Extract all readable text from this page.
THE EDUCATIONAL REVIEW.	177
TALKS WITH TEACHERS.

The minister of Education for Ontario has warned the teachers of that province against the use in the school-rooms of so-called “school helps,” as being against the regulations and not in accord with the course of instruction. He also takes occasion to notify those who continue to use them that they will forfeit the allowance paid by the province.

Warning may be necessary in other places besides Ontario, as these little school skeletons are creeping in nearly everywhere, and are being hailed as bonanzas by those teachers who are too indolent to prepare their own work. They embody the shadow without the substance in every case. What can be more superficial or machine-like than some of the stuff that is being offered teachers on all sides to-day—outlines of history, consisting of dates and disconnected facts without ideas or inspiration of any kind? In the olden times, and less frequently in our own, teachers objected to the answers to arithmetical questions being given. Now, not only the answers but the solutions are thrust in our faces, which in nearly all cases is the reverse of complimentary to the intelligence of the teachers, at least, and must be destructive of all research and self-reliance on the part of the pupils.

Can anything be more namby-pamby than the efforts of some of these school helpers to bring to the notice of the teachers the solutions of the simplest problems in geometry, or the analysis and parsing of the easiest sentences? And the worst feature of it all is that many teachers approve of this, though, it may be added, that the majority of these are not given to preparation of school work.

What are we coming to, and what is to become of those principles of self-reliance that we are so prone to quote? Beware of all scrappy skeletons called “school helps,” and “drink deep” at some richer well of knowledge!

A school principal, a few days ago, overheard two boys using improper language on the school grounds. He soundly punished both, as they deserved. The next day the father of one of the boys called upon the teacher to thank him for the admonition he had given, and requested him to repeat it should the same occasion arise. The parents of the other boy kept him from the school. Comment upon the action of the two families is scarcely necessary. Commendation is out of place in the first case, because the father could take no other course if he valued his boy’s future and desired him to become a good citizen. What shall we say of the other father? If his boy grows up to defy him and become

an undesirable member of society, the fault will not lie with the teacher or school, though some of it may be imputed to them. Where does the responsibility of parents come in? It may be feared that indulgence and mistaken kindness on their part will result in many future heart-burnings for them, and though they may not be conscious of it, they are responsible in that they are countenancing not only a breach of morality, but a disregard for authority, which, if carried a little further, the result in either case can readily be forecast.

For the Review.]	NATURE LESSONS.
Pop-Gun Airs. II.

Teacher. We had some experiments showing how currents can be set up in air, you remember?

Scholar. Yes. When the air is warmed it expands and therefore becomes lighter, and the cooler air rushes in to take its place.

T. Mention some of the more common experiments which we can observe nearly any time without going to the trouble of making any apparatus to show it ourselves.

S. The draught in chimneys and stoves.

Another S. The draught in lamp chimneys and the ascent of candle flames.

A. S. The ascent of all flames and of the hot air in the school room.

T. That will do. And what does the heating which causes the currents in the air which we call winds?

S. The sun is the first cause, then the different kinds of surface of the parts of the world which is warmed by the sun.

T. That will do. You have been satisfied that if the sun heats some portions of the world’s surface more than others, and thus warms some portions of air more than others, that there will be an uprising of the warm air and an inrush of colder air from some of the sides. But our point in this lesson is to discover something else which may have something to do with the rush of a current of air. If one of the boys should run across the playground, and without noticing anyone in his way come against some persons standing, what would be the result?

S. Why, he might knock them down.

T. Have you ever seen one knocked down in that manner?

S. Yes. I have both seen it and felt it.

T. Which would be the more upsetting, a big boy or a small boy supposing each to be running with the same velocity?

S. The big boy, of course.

=-=-=-=-=

### Task to complete
Can you reproduce all the material exactly?

### Task answer
Extract all readable text from this page.
THE EDUCATIONAL REVIEW.	177
TALKS WITH TEACHERS.

The minister of Education for Ontario has warned the teachers of that province against the use in the school-rooms of so-called “school helps,” as being against the regulations and not in accord with the course of instruction. He also takes occasion to notify those who continue to use them that they will forfeit the allowance paid by the province.

Warning may be necessary in other places besides Ontario, as these little school skeletons are creeping in nearly everywhere, and are being hailed as bonanzas by those teachers who are too indolent to prepare their own work. They embody the shadow without the substance in every case. What can be more superficial or machine-like than some of the stuff that is being offered teachers on all sides to-day—outlines of history, consisting of dates and disconnected facts without ideas or inspiration of any kind? In the olden times, and less frequently in our own, teachers objected to the answers to arithmetical questions being given. Now, not only the answers but the solutions are thrust in our faces, which in nearly all cases is the reverse of complimentary to the intelligence of the teachers, at least, and must be destructive of all research and self-reliance on the part of the pupils.

Can anything be more namby-pamby than the efforts of some of these school helpers to bring to the notice of the teachers the solutions of the simplest problems in geometry, or the analysis and parsing of the easiest sentences? And the worst feature of it all is that many teachers approve of this, though, it may be added, that the majority of these are not given to preparation of school work.

What are we coming to, and what is to become of those principles of self-reliance that we are so prone to quote? Beware of all scrappy skeletons called “school helps,” and “drink deep” at some richer well of knowledge!

A school principal, a few days ago, overheard two boys using improper language on the school grounds. He soundly punished both, as they deserved. The next day the father of one of the boys called upon the teacher to thank him for the admonition he had given, and requested him to repeat it should the same occasion arise. The parents of the other boy kept him from the school. Comment upon the action of the two families is scarcely necessary. Commendation is out of place in the first case, because the father could take no other course if he valued his boy’s future and desired him to become a good citizen. What shall we say of the other father? If his boy grows up to defy him and become

an undesirable member of society, the fault will not lie with the teacher or school, though some of it may be imputed to them. Where does the responsibility of parents come in? It may be feared that indulgence and mistaken kindness on their part will result in many future heart-burnings for them, and though they may not be conscious of it, they are responsible in that they are countenancing not only a breach of morality, but a disregard for authority, which, if carried a little further, the result in either case can readily be forecast.

For the Review.]	NATURE LESSONS.
Pop-Gun Airs. II.

Teacher. We had some experiments showing how currents can be set up in air, you remember?

Scholar. Yes. When the air is warmed it expands and therefore becomes lighter, and the cooler air rushes in to take its place.

T. Mention some of the more common experiments which we can observe nearly any time without going to the trouble of making any apparatus to show it ourselves.

S. The draught in chimneys and stoves.

Another S. The draught in lamp chimneys and the ascent of candle flames.

A. S. The ascent of all flames and of the hot air in the school room.

T. That will do. And what does the heating which causes the currents in the air which we call winds?

S. The sun is the first cause, then the different kinds of surface of the parts of the world which is warmed by the sun.

T. That will do. You have been satisfied that if the sun heats some portions of the world’s surface more than others, and thus warms some portions of air more than others, that there will be an uprising of the warm air and an inrush of colder air from some of the sides. But our point in this lesson is to discover something else which may have something to do with the rush of a current of air. If one of the boys should run across the playground, and without noticing anyone in his way come against some persons standing, what would be the result?

S. Why, he might knock them down.

T. Have you ever seen one knocked down in that manner?

S. Yes. I have both seen it and felt it.

T. Which would be the more upsetting, a big boy or a small boy supposing each to be running with the same velocity?

S. The big boy, of course.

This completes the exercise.